REQUIREMENTS
Pull out each line of the data that includes the word "name".

RECORDS FOR THE TASK
Begin
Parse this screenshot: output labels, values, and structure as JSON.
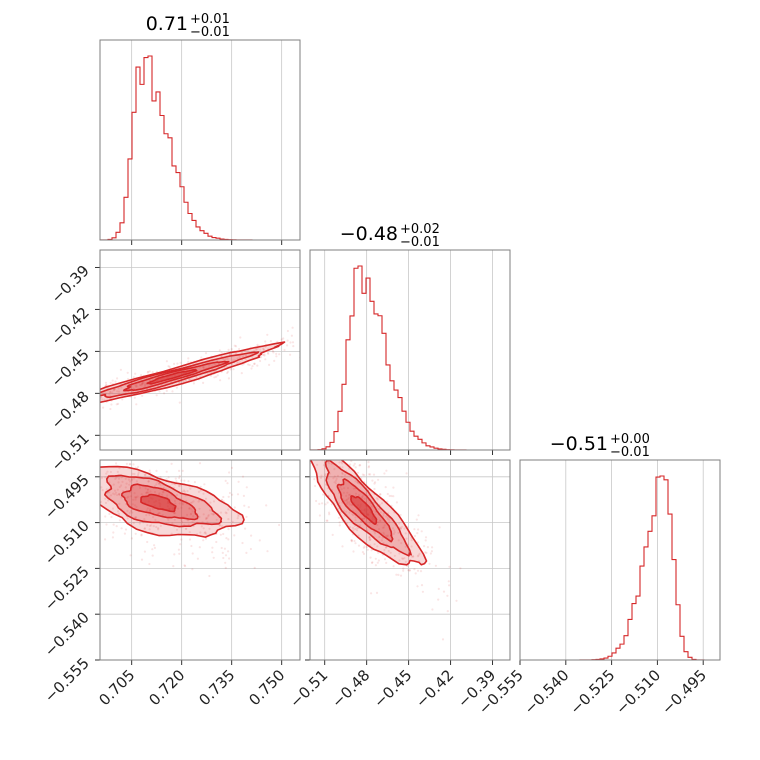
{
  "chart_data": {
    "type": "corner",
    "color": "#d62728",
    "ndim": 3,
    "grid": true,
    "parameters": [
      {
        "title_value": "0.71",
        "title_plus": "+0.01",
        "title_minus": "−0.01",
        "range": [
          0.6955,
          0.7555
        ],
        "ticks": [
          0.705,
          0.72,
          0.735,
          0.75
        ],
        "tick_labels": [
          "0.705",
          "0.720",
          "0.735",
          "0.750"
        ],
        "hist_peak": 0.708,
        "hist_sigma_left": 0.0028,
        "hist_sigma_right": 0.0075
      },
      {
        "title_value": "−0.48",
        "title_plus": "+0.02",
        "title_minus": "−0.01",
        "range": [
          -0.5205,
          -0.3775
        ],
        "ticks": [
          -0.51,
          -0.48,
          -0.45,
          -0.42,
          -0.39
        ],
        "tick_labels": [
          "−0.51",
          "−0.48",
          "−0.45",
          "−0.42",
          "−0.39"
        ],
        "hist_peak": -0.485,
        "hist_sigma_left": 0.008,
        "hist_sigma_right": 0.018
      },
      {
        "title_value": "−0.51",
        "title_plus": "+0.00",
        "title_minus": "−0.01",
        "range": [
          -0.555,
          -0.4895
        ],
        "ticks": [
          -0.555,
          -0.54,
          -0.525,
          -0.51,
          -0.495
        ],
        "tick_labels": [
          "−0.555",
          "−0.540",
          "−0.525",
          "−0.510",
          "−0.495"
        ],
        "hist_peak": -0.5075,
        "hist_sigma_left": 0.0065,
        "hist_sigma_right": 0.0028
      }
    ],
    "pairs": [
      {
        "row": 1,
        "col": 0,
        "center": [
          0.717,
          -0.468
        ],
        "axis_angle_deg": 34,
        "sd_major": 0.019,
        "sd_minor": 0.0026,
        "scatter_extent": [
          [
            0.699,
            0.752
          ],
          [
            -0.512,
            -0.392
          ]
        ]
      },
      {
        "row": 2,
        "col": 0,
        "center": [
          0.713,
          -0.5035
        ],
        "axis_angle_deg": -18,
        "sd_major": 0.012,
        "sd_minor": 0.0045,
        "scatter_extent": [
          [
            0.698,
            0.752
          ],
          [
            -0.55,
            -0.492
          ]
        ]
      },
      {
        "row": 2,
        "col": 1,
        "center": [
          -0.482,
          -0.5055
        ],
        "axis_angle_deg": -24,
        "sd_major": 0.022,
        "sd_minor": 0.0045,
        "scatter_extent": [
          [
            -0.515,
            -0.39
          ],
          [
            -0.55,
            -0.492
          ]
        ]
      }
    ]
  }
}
End
Begin
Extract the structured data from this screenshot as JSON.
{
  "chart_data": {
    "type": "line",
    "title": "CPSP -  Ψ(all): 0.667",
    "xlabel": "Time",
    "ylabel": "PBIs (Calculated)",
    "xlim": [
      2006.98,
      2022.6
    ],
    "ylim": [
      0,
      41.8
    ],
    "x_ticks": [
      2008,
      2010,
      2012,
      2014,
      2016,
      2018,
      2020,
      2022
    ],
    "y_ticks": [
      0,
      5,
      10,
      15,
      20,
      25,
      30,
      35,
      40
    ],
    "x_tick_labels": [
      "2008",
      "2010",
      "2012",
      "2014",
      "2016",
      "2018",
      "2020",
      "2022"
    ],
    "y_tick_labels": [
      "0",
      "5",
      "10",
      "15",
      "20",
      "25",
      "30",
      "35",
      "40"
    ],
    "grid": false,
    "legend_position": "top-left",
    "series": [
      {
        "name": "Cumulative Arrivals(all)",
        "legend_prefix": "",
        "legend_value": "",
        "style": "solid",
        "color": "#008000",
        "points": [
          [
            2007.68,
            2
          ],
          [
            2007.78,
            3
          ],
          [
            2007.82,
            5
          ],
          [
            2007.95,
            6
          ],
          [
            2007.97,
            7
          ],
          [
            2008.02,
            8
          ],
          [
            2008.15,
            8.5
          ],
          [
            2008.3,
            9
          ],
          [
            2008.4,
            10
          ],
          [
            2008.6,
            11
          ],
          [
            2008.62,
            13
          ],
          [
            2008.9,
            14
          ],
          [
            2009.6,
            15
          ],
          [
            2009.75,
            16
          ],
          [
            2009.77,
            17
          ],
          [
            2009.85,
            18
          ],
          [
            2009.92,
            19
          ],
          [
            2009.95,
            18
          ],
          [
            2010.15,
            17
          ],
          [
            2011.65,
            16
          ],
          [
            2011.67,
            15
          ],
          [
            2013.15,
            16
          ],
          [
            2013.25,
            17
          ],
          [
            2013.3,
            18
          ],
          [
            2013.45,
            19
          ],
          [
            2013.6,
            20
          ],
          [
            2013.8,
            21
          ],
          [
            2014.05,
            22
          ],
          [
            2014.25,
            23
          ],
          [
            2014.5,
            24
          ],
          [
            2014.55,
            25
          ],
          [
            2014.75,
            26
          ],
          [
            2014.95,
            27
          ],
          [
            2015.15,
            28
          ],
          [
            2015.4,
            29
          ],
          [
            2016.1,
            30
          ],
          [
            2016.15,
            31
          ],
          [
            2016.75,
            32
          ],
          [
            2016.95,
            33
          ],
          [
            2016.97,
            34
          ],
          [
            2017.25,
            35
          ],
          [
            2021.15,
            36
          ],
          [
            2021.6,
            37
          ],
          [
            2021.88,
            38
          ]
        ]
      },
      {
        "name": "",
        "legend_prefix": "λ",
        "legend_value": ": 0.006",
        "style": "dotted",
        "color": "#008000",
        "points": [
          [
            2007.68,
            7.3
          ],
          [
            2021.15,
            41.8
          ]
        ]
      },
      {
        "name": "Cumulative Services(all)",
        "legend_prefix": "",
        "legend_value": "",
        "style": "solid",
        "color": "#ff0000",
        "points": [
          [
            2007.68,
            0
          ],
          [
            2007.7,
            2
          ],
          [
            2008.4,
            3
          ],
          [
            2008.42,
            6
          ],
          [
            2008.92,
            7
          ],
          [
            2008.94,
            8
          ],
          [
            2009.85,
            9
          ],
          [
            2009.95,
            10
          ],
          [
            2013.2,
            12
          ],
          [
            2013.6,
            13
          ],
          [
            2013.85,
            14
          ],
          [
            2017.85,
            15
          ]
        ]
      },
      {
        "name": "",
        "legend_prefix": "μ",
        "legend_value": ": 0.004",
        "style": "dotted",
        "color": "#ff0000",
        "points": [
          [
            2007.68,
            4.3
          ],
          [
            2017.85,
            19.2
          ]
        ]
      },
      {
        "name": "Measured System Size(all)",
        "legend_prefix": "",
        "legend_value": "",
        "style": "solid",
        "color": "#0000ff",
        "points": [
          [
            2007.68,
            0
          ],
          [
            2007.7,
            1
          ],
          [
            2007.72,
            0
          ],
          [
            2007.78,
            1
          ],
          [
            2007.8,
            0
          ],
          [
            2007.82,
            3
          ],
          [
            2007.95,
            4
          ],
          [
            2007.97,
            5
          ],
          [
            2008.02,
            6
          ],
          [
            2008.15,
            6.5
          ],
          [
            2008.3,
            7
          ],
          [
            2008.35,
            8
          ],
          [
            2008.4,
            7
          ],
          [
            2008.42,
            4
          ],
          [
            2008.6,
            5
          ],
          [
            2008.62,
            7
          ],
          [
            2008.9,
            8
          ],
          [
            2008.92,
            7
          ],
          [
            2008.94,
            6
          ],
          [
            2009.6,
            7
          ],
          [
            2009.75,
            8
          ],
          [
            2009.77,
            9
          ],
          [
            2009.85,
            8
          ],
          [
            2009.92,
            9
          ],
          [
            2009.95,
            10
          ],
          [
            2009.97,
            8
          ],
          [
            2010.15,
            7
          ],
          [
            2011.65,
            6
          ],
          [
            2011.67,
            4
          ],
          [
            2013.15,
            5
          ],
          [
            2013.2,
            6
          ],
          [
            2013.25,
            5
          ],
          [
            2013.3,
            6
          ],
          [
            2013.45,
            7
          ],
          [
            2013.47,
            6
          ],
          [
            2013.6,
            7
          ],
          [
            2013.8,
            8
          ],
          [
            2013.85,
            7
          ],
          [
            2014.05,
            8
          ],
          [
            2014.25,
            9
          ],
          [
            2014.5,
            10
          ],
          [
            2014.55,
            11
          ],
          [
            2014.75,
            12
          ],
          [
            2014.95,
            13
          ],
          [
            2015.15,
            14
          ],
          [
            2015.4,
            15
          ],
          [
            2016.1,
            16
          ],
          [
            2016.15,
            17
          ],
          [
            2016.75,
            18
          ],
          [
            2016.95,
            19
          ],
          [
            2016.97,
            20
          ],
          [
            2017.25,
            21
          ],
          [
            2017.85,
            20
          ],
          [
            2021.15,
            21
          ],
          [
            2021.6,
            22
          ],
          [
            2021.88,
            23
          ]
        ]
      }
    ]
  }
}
End
RESULT
        "name": "Cumulative Arrivals(all)",
        "name": "",
        "name": "Cumulative Services(all)",
        "name": "",
        "name": "Measured System Size(all)",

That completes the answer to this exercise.